### STATED PROBLEM
Copy each line below in which the word "schlaue" occurs.

** Start **

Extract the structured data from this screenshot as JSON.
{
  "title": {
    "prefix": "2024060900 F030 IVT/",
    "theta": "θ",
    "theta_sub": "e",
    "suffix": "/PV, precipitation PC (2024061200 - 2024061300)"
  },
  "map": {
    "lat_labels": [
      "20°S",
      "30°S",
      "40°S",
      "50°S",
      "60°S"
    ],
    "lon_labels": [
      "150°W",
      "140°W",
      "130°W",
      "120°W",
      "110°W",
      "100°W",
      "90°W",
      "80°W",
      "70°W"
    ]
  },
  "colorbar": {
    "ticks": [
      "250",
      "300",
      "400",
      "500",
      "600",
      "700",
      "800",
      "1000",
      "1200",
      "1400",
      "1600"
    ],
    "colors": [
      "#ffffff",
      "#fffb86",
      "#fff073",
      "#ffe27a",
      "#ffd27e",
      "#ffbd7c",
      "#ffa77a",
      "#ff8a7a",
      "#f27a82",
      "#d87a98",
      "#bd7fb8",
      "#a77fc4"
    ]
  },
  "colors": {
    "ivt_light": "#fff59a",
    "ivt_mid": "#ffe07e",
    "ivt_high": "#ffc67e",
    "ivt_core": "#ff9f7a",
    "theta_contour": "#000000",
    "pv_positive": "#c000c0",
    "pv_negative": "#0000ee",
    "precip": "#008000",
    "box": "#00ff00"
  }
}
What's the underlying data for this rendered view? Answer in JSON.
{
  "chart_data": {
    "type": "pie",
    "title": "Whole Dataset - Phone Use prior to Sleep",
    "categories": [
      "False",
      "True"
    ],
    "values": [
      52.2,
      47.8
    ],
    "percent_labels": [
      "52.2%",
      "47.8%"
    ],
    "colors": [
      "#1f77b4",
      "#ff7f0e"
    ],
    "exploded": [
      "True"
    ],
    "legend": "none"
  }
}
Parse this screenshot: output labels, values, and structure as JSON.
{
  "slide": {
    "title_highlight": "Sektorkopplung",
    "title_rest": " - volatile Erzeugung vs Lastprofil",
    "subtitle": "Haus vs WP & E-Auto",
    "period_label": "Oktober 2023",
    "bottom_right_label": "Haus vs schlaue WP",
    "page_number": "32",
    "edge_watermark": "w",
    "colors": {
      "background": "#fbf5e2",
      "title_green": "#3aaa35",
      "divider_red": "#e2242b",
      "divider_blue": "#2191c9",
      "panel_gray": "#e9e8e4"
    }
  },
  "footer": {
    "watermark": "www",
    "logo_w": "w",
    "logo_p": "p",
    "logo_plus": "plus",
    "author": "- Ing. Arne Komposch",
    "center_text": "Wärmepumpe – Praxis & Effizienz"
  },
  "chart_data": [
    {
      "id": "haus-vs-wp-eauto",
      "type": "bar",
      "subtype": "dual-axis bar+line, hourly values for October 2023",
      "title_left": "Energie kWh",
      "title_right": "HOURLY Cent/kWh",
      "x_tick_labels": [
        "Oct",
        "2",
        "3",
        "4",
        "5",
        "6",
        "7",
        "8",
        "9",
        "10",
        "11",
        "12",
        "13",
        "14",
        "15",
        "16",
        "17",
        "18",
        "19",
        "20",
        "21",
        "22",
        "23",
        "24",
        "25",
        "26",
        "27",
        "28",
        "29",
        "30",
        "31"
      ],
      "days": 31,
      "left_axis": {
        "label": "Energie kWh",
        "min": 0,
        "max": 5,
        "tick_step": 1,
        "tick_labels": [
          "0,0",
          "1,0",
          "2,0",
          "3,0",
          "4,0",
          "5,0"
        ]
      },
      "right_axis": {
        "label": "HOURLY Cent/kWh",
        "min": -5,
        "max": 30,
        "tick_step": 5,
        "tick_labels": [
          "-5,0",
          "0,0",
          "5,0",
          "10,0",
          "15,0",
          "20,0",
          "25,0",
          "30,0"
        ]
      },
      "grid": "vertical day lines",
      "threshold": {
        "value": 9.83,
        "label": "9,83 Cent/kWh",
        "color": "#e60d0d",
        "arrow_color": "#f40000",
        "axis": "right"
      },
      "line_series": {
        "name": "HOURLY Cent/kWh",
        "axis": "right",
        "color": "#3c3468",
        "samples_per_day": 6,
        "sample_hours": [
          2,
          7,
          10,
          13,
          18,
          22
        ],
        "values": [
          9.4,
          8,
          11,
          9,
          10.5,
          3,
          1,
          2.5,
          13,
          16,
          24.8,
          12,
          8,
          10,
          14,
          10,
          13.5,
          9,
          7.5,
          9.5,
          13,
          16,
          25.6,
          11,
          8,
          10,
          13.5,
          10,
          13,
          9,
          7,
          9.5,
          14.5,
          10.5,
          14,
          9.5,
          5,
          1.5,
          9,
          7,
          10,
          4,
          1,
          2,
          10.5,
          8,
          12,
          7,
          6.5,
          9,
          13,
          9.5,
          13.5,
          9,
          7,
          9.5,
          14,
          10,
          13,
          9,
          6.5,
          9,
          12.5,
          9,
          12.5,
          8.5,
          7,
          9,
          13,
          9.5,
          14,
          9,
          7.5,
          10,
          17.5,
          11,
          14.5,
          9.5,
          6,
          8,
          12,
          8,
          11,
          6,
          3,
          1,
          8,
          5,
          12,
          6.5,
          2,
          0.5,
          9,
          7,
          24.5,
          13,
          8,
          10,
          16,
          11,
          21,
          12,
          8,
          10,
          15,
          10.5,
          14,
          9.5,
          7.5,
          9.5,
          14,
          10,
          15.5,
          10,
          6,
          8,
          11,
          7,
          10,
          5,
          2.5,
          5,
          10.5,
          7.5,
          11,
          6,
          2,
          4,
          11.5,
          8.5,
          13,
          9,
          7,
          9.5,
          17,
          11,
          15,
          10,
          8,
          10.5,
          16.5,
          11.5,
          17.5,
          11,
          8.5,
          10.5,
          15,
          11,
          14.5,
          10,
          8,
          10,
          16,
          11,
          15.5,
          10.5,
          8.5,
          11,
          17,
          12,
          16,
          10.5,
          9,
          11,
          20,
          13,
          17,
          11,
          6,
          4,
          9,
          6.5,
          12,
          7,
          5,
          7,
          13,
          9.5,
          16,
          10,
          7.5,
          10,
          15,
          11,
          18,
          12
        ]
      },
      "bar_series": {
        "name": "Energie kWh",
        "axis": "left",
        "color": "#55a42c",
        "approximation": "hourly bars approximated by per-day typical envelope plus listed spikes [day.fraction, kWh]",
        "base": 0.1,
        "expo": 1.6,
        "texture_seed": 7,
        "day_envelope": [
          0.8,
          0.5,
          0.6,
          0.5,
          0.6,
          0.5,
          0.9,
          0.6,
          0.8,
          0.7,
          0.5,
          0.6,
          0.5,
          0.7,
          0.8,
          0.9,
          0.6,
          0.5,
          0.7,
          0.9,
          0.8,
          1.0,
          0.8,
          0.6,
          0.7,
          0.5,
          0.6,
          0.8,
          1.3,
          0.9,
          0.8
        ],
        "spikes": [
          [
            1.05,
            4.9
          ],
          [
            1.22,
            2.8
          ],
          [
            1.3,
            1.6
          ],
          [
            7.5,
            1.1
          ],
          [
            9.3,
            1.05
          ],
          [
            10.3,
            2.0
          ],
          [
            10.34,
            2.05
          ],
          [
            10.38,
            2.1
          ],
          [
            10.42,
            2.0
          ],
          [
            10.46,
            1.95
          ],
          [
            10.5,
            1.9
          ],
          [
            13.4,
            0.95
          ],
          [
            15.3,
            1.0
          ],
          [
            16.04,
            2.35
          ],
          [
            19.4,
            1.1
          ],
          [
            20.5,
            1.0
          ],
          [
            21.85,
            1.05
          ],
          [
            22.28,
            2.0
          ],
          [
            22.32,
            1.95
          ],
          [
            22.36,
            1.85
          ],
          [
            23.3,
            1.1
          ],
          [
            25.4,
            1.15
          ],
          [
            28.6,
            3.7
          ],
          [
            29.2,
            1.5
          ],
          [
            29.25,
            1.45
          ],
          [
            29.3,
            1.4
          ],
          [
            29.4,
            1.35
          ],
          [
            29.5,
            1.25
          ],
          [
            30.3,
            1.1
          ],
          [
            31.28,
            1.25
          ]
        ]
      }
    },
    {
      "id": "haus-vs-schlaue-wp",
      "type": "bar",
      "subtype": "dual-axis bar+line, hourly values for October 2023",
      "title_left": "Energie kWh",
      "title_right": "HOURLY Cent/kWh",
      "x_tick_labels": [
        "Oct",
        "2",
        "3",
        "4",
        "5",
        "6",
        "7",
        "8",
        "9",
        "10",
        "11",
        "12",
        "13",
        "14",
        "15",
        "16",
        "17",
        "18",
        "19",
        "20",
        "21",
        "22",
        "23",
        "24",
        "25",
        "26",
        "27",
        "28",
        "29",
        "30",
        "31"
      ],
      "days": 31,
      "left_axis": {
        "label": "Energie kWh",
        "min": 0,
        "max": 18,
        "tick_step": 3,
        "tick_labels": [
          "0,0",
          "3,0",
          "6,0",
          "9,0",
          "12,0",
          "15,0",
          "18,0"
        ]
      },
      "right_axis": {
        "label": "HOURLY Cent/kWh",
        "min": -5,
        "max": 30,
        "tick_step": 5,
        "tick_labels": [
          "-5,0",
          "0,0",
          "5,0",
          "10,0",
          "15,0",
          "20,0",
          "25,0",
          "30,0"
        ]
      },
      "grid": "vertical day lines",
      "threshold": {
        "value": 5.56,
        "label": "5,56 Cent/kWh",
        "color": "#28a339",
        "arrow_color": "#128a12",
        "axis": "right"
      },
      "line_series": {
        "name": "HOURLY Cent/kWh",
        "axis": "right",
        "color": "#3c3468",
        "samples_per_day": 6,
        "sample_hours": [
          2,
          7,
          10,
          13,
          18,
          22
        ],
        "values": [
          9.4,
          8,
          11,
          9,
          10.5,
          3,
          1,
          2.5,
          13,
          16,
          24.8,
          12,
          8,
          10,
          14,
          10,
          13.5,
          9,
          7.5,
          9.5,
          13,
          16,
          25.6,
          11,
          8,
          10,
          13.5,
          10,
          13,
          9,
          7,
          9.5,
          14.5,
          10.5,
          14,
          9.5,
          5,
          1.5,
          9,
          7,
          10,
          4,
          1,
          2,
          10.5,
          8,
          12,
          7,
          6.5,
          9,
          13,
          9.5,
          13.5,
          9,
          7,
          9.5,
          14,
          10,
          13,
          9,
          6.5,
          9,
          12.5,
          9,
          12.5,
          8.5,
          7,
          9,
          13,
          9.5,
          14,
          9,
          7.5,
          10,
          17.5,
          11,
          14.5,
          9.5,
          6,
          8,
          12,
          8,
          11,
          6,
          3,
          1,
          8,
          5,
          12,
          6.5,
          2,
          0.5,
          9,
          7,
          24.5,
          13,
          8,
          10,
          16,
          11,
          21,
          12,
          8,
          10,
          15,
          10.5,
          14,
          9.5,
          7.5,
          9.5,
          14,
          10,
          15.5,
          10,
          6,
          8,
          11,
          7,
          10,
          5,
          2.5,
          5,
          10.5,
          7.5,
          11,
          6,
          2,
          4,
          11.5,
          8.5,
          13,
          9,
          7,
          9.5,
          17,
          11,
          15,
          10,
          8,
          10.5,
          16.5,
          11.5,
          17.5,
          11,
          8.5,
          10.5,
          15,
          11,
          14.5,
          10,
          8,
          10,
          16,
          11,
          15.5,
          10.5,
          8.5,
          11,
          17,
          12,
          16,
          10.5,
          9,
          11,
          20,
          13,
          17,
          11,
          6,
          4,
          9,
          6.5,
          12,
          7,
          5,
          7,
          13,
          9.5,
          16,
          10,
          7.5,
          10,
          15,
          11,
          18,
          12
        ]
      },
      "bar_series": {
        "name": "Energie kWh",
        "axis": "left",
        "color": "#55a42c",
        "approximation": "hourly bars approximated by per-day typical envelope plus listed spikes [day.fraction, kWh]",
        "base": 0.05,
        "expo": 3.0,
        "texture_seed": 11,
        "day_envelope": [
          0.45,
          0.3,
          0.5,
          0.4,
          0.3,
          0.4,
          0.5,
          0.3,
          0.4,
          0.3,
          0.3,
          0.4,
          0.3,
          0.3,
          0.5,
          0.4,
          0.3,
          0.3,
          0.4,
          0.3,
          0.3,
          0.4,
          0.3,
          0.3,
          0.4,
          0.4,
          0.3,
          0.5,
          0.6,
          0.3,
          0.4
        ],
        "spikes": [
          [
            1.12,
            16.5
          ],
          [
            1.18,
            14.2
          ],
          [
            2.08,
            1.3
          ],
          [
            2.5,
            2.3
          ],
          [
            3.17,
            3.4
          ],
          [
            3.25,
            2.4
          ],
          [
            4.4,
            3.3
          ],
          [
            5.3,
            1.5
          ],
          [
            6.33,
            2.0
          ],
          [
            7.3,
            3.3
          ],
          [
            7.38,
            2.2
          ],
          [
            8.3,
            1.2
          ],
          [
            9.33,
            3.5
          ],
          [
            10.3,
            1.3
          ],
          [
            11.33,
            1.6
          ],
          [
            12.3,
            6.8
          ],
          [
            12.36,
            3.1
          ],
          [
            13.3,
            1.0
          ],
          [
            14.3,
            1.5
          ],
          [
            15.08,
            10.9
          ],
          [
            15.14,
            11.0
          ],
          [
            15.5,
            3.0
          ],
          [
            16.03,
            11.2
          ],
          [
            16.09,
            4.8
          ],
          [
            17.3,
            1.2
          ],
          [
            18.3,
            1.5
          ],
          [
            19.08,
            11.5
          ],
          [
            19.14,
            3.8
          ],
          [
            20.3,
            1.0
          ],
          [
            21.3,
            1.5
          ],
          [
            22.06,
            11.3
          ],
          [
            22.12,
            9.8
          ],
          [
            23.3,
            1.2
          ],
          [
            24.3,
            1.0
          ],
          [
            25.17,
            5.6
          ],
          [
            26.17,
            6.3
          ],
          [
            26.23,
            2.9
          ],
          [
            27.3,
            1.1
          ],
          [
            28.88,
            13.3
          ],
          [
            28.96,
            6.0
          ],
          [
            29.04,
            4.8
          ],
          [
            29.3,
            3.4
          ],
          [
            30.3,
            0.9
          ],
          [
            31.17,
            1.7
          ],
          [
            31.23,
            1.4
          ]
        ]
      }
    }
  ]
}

** End **

### RIGHT ANSWER
    "bottom_right_label": "Haus vs schlaue WP",
      "id": "haus-vs-schlaue-wp",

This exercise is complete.